• Input rows:
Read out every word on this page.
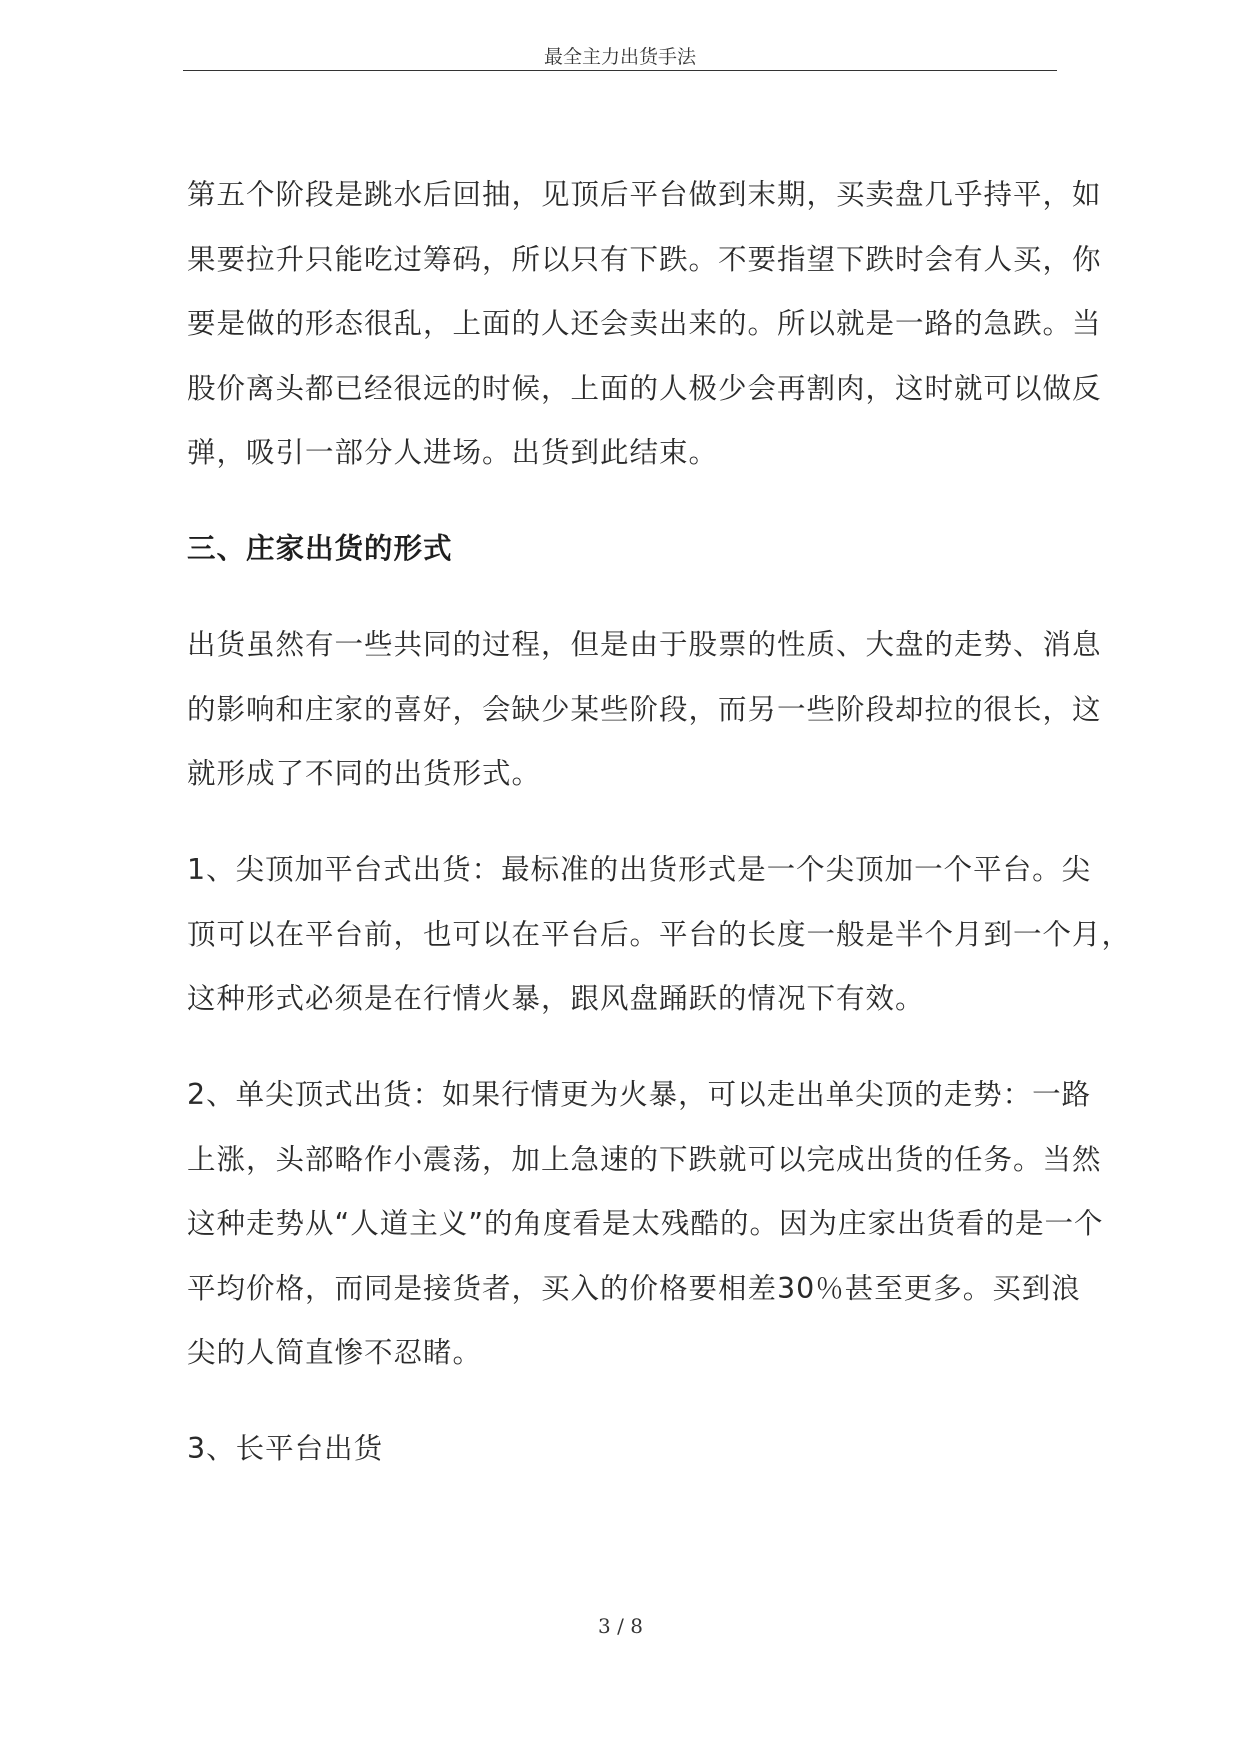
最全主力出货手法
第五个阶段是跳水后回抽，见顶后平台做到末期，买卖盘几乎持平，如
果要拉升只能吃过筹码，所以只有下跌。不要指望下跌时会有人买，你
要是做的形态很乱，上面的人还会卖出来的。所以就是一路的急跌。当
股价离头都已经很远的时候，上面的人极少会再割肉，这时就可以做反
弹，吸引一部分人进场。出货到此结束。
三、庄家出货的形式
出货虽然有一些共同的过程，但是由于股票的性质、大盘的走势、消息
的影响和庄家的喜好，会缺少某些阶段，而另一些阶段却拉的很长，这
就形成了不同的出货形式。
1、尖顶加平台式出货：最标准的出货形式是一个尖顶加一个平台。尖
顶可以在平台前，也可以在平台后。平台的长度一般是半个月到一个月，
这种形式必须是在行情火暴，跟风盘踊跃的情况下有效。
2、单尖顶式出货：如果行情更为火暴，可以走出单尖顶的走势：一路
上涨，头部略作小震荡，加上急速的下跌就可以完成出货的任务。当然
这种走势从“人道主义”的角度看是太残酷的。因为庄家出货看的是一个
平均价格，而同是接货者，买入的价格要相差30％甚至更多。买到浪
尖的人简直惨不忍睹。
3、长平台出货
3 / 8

...

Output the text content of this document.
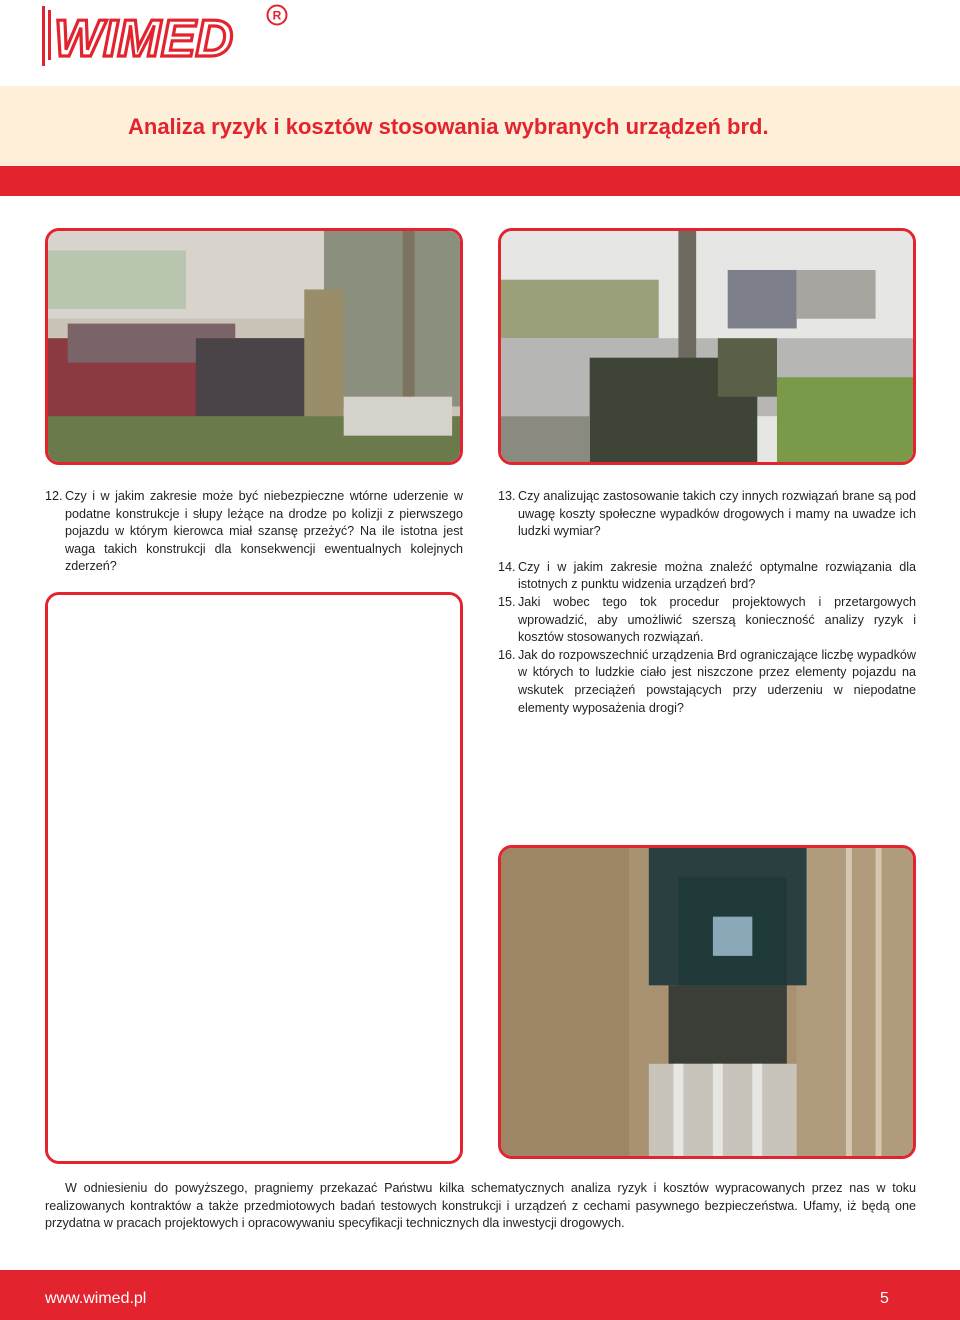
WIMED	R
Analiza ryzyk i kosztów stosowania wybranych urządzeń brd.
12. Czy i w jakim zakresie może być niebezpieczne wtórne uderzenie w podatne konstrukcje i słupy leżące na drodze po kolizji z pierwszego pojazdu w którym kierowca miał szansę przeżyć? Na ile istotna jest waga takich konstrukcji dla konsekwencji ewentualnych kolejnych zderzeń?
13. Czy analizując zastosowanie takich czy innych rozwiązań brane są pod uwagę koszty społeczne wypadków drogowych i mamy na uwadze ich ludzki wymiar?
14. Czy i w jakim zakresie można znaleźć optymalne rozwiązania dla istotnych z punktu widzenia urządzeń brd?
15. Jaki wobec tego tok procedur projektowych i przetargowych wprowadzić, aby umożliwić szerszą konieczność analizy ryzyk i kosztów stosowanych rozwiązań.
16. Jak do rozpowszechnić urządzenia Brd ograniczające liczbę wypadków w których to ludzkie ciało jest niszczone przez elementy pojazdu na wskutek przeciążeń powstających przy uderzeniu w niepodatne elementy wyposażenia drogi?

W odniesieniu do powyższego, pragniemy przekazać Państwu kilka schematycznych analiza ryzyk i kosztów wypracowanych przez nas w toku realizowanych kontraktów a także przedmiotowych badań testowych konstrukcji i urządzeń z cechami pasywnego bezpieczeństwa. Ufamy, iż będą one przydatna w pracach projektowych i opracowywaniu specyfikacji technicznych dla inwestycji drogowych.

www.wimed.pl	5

==

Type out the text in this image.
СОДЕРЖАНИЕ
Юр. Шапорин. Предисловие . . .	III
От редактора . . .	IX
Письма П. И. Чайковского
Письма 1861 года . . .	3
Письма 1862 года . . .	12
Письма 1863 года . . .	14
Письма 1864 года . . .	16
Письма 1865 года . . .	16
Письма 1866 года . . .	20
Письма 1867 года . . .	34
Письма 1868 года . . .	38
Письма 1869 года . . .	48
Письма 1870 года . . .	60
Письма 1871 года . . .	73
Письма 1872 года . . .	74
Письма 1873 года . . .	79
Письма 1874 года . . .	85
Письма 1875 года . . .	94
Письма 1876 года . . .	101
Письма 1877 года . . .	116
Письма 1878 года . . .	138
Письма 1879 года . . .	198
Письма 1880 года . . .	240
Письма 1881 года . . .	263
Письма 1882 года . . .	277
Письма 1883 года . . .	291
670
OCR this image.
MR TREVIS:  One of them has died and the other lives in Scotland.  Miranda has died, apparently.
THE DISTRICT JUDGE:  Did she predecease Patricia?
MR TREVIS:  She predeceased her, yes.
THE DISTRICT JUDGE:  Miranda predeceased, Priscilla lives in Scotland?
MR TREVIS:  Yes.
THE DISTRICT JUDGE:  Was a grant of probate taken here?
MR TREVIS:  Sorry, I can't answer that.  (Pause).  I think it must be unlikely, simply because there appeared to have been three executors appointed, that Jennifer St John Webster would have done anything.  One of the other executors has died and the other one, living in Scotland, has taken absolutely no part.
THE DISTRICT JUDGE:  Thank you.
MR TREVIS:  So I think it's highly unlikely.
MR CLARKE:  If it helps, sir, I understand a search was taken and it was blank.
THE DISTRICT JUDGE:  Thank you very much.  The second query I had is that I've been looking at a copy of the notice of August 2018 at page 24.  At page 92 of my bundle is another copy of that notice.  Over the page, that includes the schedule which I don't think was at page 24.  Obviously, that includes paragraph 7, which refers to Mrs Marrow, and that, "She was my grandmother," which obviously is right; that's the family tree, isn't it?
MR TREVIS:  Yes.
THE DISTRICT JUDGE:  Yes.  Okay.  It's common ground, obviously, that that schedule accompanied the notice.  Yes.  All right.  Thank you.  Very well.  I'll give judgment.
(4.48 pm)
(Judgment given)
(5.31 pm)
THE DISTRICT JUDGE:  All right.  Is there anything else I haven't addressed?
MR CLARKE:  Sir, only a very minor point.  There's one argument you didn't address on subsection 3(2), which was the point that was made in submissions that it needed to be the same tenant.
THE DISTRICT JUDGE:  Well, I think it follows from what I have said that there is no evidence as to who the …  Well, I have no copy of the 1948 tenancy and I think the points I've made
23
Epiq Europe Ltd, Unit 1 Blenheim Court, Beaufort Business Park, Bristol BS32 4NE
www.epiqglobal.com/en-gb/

• Problem:
Look through the data above. Find each line with the string "lives" and copy it.

• Response to the task:
MR TREVIS:  One of them has died and the other lives in Scotland.  Miranda has died, apparently.
THE DISTRICT JUDGE:  Miranda predeceased, Priscilla lives in Scotland?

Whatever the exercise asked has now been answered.